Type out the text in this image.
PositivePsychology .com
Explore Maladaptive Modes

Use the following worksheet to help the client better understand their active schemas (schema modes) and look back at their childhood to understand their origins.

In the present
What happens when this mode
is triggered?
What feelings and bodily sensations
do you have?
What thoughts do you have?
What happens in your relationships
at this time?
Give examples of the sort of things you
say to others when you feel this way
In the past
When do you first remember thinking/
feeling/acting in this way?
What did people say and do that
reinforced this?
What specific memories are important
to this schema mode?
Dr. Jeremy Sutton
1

******************************

- Prompt
Using the data above, reproduce every line exactly.

- Answer in full
Type out the text in this image.
PositivePsychology .com
Explore Maladaptive Modes

Use the following worksheet to help the client better understand their active schemas (schema modes) and look back at their childhood to understand their origins.

In the present
What happens when this mode
is triggered?
What feelings and bodily sensations
do you have?
What thoughts do you have?
What happens in your relationships
at this time?
Give examples of the sort of things you
say to others when you feel this way
In the past
When do you first remember thinking/
feeling/acting in this way?
What did people say and do that
reinforced this?
What specific memories are important
to this schema mode?
Dr. Jeremy Sutton
1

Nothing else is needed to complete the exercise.